What is asked: Extract each line where the string "Mars" shows up.

Data shown:
---

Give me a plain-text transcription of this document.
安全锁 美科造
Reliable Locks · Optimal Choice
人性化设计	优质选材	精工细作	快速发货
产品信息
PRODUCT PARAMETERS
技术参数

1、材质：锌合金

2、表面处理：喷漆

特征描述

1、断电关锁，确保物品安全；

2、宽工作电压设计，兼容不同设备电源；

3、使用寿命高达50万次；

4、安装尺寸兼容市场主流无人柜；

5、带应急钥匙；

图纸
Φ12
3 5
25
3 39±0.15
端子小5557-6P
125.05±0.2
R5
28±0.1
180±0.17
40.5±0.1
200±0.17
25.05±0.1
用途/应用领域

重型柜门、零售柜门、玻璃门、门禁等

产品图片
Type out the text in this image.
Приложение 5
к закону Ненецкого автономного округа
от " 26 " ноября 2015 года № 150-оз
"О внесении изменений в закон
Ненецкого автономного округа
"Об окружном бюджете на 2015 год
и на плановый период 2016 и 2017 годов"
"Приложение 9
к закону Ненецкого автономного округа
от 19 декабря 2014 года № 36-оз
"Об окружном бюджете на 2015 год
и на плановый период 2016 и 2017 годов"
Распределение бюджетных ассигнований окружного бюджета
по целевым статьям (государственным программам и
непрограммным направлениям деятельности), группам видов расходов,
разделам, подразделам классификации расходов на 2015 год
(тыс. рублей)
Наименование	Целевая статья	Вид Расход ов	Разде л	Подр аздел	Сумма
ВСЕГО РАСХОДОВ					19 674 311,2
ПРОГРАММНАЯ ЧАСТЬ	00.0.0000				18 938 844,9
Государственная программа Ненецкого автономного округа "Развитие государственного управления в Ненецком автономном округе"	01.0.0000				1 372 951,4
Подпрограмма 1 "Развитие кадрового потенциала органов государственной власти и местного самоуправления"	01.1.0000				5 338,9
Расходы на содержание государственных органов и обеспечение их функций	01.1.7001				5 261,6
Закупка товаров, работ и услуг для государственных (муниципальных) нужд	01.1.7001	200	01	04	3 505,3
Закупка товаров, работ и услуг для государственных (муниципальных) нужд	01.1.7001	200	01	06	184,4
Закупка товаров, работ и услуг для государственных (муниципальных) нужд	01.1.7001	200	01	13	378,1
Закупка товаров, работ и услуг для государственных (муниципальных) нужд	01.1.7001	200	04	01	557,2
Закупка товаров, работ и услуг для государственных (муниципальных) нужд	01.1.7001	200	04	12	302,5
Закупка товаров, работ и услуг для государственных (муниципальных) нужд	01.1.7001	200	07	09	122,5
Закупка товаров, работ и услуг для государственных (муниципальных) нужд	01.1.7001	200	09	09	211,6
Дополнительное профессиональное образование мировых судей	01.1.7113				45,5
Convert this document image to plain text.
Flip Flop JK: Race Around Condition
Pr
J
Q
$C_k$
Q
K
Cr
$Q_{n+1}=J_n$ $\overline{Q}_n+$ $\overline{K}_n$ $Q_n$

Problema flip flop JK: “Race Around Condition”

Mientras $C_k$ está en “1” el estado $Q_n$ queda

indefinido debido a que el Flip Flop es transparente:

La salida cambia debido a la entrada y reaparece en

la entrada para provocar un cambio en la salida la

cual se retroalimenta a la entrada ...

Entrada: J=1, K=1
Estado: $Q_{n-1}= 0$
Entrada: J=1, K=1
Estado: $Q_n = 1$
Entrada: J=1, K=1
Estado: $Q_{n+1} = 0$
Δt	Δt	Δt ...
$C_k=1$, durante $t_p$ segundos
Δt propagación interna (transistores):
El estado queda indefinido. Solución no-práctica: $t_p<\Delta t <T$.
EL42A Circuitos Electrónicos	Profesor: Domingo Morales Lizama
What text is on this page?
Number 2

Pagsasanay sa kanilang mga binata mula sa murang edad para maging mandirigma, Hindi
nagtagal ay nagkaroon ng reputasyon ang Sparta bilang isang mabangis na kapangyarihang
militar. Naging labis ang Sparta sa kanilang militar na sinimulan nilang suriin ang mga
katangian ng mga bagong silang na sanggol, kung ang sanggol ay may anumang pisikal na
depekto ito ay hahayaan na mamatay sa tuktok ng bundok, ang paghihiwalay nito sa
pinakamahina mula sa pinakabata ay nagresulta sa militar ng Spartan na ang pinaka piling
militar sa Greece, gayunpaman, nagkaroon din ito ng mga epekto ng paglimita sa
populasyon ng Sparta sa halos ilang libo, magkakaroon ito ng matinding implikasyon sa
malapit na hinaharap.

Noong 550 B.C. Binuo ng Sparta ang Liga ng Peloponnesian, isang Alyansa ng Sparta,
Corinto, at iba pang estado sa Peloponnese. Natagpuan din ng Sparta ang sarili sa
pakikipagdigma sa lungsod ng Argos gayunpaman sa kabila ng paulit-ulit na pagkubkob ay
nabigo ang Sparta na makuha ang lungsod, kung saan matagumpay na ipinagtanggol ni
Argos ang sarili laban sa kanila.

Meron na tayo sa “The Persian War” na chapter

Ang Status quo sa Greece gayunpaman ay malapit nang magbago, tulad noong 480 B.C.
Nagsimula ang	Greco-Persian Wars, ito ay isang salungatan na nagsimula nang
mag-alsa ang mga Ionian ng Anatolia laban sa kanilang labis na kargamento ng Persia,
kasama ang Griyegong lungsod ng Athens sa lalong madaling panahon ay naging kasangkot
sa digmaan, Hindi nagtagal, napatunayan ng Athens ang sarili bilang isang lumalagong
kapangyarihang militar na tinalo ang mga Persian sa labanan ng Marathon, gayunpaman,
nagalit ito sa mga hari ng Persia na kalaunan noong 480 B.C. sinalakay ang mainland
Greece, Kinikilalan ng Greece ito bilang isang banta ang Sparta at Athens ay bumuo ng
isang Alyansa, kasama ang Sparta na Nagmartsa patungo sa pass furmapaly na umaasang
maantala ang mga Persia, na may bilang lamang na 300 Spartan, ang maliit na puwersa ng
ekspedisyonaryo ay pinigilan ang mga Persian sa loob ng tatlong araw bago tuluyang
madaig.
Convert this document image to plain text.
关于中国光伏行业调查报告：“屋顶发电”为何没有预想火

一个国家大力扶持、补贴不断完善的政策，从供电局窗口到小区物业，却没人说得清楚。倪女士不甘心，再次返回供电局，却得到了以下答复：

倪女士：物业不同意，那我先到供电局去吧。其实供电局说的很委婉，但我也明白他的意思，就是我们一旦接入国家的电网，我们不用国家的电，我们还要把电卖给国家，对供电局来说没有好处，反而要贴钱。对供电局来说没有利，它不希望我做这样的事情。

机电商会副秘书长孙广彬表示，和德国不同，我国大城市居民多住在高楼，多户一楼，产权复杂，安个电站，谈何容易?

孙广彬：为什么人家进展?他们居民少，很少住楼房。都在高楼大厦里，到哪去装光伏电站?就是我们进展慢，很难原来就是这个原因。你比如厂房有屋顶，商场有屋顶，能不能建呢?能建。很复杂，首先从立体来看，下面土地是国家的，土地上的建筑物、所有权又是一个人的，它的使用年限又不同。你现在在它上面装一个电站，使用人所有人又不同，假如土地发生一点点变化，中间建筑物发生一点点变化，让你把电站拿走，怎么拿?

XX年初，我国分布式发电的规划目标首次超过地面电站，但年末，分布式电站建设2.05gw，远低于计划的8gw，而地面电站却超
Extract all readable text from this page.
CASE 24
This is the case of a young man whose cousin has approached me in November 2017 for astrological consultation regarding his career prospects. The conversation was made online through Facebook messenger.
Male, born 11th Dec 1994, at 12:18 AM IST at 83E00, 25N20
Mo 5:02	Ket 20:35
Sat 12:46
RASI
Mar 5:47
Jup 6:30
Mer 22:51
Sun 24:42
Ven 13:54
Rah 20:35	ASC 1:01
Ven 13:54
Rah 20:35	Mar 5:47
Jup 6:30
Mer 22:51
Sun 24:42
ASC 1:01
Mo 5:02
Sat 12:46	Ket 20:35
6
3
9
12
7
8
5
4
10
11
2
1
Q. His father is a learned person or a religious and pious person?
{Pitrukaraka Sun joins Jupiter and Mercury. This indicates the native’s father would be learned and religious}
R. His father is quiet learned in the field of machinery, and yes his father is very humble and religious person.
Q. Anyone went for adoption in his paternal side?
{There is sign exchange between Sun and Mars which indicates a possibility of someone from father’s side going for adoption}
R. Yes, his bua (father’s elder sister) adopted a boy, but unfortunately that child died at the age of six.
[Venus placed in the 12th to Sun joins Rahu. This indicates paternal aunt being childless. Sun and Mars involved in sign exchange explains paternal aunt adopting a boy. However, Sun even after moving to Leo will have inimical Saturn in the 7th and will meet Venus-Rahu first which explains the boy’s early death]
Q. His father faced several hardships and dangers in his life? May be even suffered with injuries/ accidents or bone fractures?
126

---

Result below:
{There is sign exchange between Sun and Mars which indicates a possibility of someone from father’s side going for adoption}
[Venus placed in the 12th to Sun joins Rahu. This indicates paternal aunt being childless. Sun and Mars involved in sign exchange explains paternal aunt adopting a boy. However, Sun even after moving to Leo will have inimical Saturn in the 7th and will meet Venus-Rahu first which explains the boy’s early death]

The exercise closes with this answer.